## Stated exercise
Gather every line from the entries below that includes "title".

========================

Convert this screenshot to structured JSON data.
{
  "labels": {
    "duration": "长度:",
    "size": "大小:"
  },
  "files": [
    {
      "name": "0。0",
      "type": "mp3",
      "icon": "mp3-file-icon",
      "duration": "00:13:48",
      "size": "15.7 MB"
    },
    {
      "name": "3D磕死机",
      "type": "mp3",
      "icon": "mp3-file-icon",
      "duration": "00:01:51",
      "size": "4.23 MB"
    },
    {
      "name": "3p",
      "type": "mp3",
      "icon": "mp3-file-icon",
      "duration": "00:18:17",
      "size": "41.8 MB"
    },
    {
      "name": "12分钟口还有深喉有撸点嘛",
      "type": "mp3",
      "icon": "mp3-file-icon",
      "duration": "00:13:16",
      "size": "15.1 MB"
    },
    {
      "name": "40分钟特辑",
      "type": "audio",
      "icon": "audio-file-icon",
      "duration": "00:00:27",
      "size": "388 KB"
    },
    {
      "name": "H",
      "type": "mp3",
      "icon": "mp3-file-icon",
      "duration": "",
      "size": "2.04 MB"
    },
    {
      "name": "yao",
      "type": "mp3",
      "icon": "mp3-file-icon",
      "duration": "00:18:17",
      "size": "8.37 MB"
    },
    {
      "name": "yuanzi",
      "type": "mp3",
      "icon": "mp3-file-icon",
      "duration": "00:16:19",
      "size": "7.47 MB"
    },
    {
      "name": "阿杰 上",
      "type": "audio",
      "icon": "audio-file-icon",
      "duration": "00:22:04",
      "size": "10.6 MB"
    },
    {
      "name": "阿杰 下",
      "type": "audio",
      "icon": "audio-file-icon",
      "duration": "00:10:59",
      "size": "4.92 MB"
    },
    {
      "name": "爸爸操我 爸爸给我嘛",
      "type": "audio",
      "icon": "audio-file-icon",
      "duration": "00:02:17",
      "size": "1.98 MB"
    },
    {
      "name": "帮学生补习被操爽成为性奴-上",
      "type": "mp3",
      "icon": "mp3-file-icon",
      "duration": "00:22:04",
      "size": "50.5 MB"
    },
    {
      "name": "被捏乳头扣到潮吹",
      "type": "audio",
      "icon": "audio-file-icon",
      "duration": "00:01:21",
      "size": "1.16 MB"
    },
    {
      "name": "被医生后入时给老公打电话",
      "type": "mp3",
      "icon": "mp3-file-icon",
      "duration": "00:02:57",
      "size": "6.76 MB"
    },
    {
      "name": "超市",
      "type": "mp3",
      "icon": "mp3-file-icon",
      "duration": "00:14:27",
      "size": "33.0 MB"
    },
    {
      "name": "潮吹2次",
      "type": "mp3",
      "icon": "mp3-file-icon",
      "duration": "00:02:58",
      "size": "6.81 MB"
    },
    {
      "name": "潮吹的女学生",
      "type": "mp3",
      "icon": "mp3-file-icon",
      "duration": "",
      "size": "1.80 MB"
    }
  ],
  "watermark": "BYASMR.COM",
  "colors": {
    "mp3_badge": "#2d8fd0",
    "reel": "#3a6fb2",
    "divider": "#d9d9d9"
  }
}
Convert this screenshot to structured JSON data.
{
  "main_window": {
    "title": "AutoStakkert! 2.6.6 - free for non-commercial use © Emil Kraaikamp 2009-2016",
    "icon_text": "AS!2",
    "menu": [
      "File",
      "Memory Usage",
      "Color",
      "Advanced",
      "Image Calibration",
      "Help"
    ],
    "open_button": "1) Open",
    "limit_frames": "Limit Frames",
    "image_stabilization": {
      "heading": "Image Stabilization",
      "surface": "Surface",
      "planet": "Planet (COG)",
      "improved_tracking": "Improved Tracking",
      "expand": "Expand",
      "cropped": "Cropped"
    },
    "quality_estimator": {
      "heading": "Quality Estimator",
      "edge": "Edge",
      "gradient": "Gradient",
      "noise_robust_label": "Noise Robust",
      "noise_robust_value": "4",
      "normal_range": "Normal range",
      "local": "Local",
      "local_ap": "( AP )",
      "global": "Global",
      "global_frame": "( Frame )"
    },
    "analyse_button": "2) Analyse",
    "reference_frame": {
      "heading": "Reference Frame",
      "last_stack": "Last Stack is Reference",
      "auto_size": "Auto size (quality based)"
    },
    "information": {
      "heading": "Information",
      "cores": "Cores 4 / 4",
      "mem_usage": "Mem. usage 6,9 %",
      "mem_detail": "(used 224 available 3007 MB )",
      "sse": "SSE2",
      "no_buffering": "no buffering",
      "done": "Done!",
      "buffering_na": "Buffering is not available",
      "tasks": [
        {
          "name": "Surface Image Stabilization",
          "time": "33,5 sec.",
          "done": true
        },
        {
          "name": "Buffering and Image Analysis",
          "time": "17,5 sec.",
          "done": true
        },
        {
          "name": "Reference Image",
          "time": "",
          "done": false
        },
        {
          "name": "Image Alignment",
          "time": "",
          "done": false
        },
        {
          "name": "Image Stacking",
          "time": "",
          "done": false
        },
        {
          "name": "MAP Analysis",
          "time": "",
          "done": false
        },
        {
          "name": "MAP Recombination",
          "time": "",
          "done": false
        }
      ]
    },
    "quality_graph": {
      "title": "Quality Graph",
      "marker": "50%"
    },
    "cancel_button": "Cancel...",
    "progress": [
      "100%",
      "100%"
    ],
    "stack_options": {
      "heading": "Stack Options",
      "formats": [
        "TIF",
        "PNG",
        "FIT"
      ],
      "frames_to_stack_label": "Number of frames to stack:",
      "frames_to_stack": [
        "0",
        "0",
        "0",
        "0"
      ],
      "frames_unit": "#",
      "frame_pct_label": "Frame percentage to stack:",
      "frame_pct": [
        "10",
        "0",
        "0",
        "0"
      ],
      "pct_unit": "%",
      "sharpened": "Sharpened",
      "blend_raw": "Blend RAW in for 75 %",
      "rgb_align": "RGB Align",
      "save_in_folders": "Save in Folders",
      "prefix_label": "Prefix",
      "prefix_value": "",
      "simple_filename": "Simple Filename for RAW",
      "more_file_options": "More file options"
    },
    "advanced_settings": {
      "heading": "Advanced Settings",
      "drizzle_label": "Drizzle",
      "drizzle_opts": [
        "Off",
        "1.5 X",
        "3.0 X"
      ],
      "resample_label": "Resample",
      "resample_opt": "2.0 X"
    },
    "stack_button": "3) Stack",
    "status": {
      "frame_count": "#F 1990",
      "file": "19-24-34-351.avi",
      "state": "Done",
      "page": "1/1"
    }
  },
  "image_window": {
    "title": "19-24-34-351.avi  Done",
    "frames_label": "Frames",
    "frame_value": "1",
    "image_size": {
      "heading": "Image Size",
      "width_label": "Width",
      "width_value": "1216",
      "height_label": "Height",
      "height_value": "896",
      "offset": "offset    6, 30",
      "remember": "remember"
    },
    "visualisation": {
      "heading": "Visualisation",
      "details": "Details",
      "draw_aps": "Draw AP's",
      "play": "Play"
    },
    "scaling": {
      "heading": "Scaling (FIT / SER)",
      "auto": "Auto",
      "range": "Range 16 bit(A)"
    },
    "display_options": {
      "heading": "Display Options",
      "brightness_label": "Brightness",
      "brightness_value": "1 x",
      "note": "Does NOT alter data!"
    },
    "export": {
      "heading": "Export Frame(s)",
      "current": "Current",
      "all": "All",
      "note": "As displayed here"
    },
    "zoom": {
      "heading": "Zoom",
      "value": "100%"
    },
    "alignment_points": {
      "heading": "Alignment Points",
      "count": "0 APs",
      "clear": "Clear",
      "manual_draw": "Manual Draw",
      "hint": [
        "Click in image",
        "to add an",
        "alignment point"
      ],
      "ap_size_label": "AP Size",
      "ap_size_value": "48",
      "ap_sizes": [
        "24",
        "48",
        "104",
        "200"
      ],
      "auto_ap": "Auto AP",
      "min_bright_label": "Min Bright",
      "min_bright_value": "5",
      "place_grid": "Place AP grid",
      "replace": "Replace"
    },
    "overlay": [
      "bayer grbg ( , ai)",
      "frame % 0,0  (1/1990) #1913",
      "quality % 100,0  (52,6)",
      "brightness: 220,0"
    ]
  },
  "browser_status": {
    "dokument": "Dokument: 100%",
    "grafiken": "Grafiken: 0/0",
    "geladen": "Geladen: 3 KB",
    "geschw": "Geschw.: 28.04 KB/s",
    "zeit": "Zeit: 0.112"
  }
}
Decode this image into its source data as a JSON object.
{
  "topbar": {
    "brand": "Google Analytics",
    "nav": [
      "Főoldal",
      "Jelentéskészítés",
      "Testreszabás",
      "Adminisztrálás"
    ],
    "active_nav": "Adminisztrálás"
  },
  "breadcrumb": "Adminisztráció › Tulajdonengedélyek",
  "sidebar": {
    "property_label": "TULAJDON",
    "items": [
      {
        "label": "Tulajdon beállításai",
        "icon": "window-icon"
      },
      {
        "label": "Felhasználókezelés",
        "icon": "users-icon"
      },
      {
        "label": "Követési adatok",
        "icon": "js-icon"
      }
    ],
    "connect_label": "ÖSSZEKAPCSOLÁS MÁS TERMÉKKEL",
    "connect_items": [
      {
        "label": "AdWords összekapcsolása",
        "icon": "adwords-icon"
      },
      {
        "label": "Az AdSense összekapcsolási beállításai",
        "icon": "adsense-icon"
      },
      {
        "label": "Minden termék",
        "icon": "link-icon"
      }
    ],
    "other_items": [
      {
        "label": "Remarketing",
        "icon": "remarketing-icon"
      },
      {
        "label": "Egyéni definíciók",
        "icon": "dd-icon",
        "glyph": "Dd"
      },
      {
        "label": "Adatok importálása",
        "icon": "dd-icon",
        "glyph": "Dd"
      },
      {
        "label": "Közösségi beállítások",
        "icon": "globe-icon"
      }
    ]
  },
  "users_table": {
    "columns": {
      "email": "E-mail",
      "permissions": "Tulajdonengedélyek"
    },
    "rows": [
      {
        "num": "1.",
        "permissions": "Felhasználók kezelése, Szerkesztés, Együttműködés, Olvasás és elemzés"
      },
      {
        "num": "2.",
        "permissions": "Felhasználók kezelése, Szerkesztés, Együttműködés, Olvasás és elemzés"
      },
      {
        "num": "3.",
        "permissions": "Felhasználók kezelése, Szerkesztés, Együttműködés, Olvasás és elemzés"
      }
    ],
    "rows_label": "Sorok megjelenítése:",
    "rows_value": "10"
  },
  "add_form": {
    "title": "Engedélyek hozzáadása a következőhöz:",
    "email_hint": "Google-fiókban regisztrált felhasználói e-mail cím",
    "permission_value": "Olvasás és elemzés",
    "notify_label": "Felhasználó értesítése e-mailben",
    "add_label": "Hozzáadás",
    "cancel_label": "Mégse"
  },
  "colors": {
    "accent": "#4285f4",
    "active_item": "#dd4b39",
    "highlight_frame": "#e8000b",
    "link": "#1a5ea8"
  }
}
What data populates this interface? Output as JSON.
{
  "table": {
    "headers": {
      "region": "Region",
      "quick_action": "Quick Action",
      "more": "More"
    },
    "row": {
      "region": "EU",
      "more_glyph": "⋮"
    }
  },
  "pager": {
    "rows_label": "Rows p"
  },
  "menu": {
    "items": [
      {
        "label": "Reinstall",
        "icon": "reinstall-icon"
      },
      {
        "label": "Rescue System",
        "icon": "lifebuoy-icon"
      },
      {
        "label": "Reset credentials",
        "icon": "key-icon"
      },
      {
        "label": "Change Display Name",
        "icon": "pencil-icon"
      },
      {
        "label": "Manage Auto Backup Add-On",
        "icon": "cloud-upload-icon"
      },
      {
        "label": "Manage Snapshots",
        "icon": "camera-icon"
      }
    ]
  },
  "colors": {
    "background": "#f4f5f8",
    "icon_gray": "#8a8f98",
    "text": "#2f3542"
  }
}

========================

## Solution to this task
    "title": "AutoStakkert! 2.6.6 - free for non-commercial use © Emil Kraaikamp 2009-2016",
      "title": "Quality Graph",
    "title": "19-24-34-351.avi  Done",
    "title": "Engedélyek hozzáadása a következőhöz:",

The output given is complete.